◆ INPUT MATERIAL
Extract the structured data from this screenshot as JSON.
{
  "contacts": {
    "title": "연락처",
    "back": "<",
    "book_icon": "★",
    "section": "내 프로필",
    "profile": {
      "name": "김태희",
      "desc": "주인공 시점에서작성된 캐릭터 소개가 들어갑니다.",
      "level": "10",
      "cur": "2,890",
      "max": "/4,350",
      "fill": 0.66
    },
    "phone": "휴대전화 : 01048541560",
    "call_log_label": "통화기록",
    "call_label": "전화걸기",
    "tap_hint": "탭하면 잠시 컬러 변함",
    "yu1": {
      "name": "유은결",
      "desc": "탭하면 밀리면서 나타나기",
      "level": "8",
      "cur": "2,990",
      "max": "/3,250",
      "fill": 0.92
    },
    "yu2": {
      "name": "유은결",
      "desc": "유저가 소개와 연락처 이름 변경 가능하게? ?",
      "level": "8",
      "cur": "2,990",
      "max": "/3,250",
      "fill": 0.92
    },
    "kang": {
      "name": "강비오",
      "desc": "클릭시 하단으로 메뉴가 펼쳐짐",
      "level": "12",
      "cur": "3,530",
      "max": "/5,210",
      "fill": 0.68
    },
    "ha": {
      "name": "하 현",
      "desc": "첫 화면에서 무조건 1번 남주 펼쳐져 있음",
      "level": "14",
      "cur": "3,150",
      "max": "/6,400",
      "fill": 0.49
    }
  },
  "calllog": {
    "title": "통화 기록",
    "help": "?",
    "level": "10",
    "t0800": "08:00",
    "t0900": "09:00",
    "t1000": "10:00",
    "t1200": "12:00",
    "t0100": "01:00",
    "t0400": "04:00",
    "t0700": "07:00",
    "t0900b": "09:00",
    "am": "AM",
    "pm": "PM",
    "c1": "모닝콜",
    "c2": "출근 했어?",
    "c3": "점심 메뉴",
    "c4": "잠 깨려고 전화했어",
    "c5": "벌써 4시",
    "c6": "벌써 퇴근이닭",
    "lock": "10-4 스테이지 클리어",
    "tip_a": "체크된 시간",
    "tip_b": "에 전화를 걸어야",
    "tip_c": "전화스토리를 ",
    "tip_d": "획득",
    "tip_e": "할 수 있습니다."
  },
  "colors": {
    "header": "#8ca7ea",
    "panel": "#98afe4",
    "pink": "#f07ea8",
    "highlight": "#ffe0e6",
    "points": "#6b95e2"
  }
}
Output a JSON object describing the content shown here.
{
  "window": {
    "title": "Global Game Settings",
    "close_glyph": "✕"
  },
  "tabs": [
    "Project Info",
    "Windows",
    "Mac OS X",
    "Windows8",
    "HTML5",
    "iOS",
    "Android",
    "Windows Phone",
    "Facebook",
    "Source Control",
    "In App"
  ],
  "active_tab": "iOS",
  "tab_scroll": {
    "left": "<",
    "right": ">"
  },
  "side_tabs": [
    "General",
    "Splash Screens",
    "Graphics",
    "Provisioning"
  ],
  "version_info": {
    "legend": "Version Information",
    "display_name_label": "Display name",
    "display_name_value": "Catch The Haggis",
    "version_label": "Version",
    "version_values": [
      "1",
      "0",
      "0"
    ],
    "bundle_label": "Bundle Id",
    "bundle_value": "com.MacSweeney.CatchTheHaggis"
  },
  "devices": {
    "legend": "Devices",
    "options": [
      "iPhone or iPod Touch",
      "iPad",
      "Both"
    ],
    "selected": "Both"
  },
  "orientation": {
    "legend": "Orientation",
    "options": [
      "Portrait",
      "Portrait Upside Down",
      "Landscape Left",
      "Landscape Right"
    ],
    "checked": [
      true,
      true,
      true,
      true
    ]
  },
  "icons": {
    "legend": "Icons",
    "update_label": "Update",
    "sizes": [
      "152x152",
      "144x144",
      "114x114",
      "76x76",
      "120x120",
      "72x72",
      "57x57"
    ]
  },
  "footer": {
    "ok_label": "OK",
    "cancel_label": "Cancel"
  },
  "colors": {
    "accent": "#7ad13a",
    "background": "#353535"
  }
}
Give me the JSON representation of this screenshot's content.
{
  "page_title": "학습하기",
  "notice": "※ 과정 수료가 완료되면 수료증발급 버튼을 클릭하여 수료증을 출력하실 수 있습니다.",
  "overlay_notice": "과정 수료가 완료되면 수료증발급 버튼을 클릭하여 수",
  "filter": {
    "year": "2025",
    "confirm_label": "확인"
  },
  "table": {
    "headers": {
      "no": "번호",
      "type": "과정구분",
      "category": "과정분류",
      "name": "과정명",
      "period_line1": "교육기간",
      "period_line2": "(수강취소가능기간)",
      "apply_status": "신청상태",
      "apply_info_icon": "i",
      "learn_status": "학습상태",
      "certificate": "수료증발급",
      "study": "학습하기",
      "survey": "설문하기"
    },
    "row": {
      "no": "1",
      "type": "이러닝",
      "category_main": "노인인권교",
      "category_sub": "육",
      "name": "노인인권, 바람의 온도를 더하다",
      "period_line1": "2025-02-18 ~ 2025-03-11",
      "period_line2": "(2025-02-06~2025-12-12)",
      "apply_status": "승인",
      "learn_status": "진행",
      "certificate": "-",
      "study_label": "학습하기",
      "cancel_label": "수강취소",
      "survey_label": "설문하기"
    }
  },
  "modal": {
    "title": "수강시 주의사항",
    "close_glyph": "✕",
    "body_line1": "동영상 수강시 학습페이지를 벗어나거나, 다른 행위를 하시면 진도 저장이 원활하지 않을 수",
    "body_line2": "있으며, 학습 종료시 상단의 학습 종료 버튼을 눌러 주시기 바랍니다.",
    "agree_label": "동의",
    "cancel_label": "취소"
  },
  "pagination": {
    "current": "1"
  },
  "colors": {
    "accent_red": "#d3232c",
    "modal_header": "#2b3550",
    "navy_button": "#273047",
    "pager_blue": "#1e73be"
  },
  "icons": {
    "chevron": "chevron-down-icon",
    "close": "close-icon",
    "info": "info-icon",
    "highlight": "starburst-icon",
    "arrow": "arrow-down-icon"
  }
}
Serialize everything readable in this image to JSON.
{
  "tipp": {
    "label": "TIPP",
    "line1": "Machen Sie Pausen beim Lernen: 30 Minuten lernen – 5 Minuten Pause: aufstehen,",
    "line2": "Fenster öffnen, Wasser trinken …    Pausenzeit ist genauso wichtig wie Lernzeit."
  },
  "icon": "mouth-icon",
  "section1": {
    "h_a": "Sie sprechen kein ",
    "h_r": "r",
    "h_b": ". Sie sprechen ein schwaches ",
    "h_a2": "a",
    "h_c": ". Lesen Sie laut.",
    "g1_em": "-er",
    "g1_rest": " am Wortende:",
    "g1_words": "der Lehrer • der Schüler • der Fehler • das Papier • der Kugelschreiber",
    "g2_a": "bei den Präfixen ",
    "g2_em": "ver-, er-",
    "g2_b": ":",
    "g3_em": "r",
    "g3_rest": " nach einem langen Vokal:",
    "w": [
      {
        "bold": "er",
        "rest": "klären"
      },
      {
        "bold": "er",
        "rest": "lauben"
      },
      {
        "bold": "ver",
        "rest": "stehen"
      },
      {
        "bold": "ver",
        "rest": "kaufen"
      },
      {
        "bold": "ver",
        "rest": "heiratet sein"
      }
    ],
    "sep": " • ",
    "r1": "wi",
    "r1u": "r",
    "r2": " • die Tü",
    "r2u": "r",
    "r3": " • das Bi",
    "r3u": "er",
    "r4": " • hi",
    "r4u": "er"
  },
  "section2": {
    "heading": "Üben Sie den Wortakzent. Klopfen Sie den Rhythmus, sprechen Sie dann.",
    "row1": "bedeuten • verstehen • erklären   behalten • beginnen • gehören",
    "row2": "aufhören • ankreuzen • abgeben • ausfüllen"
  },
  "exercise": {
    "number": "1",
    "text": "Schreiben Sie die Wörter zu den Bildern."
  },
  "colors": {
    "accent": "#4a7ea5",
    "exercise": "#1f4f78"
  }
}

◆ INSTRUCTIONS TO FOLLOW
From the entries, report each line that includes the word "highlight".

◆ SOLUTION BELOW
    "highlight": "#ffe0e6",
    "highlight": "starburst-icon",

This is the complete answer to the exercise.